---------- Material shown ----------

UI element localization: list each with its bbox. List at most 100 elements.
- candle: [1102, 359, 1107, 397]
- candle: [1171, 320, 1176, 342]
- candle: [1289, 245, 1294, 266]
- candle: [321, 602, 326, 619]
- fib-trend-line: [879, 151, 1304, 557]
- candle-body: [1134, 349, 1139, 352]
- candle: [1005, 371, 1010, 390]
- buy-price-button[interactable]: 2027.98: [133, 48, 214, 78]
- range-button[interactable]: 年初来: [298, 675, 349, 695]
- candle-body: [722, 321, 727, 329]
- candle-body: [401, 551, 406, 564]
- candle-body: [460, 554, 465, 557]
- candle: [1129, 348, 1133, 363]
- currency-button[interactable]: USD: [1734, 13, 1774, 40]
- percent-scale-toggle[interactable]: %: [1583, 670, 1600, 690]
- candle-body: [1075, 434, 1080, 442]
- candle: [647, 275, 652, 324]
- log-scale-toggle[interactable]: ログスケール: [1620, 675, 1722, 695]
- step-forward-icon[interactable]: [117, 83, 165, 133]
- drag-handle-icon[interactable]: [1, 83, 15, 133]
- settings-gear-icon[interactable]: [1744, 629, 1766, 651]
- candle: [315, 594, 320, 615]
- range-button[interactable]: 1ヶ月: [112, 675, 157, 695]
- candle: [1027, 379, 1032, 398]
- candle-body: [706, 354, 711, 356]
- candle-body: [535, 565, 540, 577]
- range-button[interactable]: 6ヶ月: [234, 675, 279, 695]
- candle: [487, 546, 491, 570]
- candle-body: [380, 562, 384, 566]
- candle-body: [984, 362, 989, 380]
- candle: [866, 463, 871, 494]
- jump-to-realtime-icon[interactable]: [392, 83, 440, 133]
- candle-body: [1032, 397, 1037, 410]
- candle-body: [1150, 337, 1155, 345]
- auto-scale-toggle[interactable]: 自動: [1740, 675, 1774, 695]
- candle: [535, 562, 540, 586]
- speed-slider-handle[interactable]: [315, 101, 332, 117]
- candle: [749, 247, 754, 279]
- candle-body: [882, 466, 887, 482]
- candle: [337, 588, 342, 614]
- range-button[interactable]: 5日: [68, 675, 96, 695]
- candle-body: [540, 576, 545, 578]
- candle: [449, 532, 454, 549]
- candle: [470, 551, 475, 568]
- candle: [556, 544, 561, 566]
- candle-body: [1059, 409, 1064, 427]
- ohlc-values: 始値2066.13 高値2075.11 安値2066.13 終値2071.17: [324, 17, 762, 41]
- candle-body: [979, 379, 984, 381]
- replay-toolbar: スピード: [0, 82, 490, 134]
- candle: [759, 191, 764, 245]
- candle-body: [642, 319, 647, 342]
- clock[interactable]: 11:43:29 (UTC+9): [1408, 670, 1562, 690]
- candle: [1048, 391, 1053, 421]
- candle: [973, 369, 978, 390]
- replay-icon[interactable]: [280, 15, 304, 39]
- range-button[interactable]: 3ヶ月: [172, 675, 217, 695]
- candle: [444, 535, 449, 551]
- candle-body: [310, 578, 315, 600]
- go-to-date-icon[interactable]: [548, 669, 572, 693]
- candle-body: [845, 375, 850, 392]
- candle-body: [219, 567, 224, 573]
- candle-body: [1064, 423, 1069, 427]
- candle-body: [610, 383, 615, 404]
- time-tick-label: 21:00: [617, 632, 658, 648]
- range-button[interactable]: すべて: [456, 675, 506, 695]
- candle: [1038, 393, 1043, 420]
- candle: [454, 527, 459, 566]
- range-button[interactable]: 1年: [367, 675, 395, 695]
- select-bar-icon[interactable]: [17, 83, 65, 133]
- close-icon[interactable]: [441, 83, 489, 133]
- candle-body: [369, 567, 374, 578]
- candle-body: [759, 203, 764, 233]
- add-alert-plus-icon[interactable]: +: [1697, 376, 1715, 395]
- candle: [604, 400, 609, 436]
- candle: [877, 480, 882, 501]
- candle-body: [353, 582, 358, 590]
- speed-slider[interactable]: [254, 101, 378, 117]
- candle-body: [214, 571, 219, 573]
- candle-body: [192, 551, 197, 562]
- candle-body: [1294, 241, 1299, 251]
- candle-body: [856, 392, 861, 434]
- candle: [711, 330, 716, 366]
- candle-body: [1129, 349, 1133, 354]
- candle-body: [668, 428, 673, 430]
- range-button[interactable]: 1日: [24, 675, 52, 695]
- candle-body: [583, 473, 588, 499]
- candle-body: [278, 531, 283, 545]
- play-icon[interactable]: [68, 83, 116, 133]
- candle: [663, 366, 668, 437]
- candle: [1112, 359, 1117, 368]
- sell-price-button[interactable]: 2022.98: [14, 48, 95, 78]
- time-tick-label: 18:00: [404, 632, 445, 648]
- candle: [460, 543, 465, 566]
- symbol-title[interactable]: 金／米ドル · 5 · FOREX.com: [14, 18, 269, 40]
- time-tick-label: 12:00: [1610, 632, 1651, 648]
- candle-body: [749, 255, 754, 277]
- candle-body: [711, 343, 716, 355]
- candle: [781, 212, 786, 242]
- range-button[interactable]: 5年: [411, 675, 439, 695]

----------

→ **Problem description**
Please edit the rows from the start of the list through the line containing "- candle: [1129, 348, 1133, 363]", replacing "fib-trend-line" with "trend-line" and leaving everything else unchanged.

→ **Correct response**
UI element localization: list each with its bbox. List at most 100 elements.
- candle: [1102, 359, 1107, 397]
- candle: [1171, 320, 1176, 342]
- candle: [1289, 245, 1294, 266]
- candle: [321, 602, 326, 619]
- trend-line: [879, 151, 1304, 557]
- candle-body: [1134, 349, 1139, 352]
- candle: [1005, 371, 1010, 390]
- buy-price-button[interactable]: 2027.98: [133, 48, 214, 78]
- range-button[interactable]: 年初来: [298, 675, 349, 695]
- candle-body: [722, 321, 727, 329]
- candle-body: [401, 551, 406, 564]
- candle-body: [460, 554, 465, 557]
- candle: [1129, 348, 1133, 363]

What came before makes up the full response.